((

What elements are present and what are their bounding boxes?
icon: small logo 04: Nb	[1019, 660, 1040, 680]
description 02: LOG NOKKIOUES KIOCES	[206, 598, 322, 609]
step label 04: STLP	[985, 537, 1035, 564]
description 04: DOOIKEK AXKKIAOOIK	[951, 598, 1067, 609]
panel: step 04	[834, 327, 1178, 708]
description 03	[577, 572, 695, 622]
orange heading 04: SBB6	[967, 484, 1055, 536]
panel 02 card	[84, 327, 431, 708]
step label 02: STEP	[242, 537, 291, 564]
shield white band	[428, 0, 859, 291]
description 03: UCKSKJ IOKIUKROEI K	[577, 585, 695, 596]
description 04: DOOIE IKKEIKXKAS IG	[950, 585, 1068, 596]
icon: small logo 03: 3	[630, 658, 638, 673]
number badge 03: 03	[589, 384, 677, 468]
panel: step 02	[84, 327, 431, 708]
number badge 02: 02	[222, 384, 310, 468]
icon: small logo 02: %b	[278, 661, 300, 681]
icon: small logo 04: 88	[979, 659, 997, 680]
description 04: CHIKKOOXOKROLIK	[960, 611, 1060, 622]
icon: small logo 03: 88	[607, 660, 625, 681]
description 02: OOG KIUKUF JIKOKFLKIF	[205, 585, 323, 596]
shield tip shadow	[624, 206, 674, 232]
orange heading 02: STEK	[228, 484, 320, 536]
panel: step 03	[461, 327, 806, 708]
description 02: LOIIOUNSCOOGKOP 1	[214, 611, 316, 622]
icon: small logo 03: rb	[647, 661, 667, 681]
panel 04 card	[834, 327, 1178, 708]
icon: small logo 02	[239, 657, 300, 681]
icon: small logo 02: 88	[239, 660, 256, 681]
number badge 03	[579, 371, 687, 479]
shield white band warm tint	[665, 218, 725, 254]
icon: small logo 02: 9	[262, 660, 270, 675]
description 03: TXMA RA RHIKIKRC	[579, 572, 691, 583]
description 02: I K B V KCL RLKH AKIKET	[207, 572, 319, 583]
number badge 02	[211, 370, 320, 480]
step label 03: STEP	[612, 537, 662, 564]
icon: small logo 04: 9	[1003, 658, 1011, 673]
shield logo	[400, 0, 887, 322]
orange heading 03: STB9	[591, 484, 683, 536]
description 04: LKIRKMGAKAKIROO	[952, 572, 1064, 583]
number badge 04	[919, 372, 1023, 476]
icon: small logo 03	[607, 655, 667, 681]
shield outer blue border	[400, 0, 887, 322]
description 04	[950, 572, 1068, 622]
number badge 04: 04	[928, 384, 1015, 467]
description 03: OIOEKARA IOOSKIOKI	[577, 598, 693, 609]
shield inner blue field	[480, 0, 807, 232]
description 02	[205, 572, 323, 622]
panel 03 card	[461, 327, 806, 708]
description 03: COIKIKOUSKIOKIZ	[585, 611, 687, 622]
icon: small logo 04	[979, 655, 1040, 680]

))

EXERCISE GOAL ▸ Gather every line of the data above that includes the word "small".

EXPECTED OUTPUT ▸
icon: small logo 04: Nb	[1019, 660, 1040, 680]
icon: small logo 03: 3	[630, 658, 638, 673]
icon: small logo 02: %b	[278, 661, 300, 681]
icon: small logo 04: 88	[979, 659, 997, 680]
icon: small logo 03: 88	[607, 660, 625, 681]
icon: small logo 03: rb	[647, 661, 667, 681]
icon: small logo 02	[239, 657, 300, 681]
icon: small logo 02: 88	[239, 660, 256, 681]
icon: small logo 02: 9	[262, 660, 270, 675]
icon: small logo 04: 9	[1003, 658, 1011, 673]
icon: small logo 03	[607, 655, 667, 681]
icon: small logo 04	[979, 655, 1040, 680]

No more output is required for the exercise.